(Saved data entries)
• • •

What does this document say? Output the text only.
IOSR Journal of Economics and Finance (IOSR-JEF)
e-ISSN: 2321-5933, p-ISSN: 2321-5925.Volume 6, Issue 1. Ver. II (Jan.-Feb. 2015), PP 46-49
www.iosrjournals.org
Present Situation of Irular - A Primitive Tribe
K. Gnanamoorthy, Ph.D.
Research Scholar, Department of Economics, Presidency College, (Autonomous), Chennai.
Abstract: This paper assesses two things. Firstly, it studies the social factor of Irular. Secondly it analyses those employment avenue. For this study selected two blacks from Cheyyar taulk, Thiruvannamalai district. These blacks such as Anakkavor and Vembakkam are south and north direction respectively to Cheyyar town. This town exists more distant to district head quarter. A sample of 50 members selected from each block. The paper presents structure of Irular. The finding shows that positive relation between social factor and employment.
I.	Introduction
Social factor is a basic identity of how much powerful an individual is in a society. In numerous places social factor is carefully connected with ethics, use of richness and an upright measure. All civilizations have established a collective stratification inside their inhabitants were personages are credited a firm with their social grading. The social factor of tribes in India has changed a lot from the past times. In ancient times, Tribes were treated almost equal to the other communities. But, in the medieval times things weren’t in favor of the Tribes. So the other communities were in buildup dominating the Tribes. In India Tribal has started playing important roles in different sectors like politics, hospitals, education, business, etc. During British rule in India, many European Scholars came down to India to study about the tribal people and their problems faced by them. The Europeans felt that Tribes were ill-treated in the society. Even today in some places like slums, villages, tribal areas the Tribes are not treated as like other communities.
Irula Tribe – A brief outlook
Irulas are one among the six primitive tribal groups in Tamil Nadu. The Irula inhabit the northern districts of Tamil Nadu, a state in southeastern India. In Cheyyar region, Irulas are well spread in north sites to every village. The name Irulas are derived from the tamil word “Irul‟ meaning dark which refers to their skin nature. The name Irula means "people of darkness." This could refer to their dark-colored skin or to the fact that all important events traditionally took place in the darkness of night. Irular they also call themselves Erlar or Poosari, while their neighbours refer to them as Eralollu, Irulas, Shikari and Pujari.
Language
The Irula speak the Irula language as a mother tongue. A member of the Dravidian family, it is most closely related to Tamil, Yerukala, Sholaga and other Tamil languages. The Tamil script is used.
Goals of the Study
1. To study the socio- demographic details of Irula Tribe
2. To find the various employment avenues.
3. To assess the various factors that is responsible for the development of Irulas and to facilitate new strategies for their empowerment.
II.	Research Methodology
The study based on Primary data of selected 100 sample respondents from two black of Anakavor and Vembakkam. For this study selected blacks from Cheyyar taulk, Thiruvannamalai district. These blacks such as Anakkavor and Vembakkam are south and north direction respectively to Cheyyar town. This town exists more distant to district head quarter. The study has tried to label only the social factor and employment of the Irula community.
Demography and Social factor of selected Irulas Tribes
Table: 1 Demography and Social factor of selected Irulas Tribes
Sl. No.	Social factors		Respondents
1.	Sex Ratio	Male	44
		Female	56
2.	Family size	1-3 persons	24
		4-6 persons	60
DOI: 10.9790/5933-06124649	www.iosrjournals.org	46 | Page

• • •

Every entry should be output exactly as written, please.

**COMPLETE RESPONSE**
What does this document say? Output the text only.
IOSR Journal of Economics and Finance (IOSR-JEF)
e-ISSN: 2321-5933, p-ISSN: 2321-5925.Volume 6, Issue 1. Ver. II (Jan.-Feb. 2015), PP 46-49
www.iosrjournals.org
Present Situation of Irular - A Primitive Tribe
K. Gnanamoorthy, Ph.D.
Research Scholar, Department of Economics, Presidency College, (Autonomous), Chennai.
Abstract: This paper assesses two things. Firstly, it studies the social factor of Irular. Secondly it analyses those employment avenue. For this study selected two blacks from Cheyyar taulk, Thiruvannamalai district. These blacks such as Anakkavor and Vembakkam are south and north direction respectively to Cheyyar town. This town exists more distant to district head quarter. A sample of 50 members selected from each block. The paper presents structure of Irular. The finding shows that positive relation between social factor and employment.
I.	Introduction
Social factor is a basic identity of how much powerful an individual is in a society. In numerous places social factor is carefully connected with ethics, use of richness and an upright measure. All civilizations have established a collective stratification inside their inhabitants were personages are credited a firm with their social grading. The social factor of tribes in India has changed a lot from the past times. In ancient times, Tribes were treated almost equal to the other communities. But, in the medieval times things weren’t in favor of the Tribes. So the other communities were in buildup dominating the Tribes. In India Tribal has started playing important roles in different sectors like politics, hospitals, education, business, etc. During British rule in India, many European Scholars came down to India to study about the tribal people and their problems faced by them. The Europeans felt that Tribes were ill-treated in the society. Even today in some places like slums, villages, tribal areas the Tribes are not treated as like other communities.
Irula Tribe – A brief outlook
Irulas are one among the six primitive tribal groups in Tamil Nadu. The Irula inhabit the northern districts of Tamil Nadu, a state in southeastern India. In Cheyyar region, Irulas are well spread in north sites to every village. The name Irulas are derived from the tamil word “Irul‟ meaning dark which refers to their skin nature. The name Irula means "people of darkness." This could refer to their dark-colored skin or to the fact that all important events traditionally took place in the darkness of night. Irular they also call themselves Erlar or Poosari, while their neighbours refer to them as Eralollu, Irulas, Shikari and Pujari.
Language
The Irula speak the Irula language as a mother tongue. A member of the Dravidian family, it is most closely related to Tamil, Yerukala, Sholaga and other Tamil languages. The Tamil script is used.
Goals of the Study
1. To study the socio- demographic details of Irula Tribe
2. To find the various employment avenues.
3. To assess the various factors that is responsible for the development of Irulas and to facilitate new strategies for their empowerment.
II.	Research Methodology
The study based on Primary data of selected 100 sample respondents from two black of Anakavor and Vembakkam. For this study selected blacks from Cheyyar taulk, Thiruvannamalai district. These blacks such as Anakkavor and Vembakkam are south and north direction respectively to Cheyyar town. This town exists more distant to district head quarter. The study has tried to label only the social factor and employment of the Irula community.
Demography and Social factor of selected Irulas Tribes
Table: 1 Demography and Social factor of selected Irulas Tribes
Sl. No.	Social factors		Respondents
1.	Sex Ratio	Male	44
		Female	56
2.	Family size	1-3 persons	24
		4-6 persons	60
DOI: 10.9790/5933-06124649	www.iosrjournals.org	46 | Page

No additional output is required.